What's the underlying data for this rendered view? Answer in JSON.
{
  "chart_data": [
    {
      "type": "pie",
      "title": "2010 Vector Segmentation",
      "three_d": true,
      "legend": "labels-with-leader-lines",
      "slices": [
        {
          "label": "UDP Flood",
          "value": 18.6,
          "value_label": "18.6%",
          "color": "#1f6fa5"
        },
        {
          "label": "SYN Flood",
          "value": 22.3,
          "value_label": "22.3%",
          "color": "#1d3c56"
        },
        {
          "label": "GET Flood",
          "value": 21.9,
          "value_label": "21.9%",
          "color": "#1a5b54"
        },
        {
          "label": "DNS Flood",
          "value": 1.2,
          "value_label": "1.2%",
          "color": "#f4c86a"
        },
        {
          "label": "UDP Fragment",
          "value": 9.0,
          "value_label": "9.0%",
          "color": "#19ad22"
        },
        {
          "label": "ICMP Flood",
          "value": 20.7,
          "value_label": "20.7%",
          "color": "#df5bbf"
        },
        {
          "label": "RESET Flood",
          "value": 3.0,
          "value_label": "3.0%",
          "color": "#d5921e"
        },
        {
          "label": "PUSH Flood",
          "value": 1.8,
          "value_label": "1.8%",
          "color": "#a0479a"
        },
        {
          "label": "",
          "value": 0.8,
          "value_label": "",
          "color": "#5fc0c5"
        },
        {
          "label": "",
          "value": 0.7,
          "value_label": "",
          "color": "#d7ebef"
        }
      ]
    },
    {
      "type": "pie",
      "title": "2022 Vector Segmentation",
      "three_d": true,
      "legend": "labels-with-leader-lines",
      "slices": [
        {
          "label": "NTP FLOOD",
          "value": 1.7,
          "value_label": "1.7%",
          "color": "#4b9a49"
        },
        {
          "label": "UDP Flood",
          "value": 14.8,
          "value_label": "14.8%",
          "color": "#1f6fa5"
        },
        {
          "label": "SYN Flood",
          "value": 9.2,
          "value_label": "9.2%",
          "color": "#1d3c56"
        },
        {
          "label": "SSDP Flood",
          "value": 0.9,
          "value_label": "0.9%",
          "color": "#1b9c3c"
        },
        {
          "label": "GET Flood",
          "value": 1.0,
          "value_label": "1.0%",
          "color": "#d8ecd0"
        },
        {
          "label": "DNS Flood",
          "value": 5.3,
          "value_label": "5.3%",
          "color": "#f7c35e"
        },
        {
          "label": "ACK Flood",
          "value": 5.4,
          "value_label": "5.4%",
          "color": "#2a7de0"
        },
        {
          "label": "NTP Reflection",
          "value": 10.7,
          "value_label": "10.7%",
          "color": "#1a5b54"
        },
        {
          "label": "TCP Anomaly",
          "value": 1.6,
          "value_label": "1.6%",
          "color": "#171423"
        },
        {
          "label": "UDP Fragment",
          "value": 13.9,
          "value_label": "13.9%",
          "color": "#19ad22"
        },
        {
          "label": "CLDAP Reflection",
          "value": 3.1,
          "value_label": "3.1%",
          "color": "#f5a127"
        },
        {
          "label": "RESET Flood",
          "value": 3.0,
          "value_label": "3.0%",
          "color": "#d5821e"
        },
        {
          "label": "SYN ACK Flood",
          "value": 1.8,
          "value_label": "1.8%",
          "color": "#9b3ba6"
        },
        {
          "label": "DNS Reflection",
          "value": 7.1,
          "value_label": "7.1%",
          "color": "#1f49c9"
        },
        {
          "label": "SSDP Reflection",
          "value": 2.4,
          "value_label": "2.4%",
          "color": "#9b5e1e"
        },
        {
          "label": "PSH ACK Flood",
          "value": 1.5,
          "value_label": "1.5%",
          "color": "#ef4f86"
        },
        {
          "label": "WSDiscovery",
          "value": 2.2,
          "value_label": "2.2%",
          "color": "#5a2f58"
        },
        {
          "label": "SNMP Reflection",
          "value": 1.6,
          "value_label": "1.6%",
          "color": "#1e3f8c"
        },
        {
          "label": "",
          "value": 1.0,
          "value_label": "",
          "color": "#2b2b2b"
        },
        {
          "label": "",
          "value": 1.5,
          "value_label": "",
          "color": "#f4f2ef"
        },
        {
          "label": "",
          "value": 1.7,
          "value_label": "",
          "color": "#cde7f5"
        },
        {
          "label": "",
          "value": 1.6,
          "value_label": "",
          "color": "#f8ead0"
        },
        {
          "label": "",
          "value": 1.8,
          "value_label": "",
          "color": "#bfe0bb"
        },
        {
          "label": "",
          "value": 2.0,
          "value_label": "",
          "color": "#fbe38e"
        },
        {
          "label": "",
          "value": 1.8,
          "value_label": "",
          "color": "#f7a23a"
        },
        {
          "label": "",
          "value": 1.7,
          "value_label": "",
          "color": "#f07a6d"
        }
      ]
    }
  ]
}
_ _ _ _
## WRITTEN INSTRUCTION
Find the lines above that include the string "Reflection" and copy them.

## COMPLETE RESPONSE
          "label": "NTP Reflection",
          "label": "CLDAP Reflection",
          "label": "DNS Reflection",
          "label": "SSDP Reflection",
          "label": "SNMP Reflection",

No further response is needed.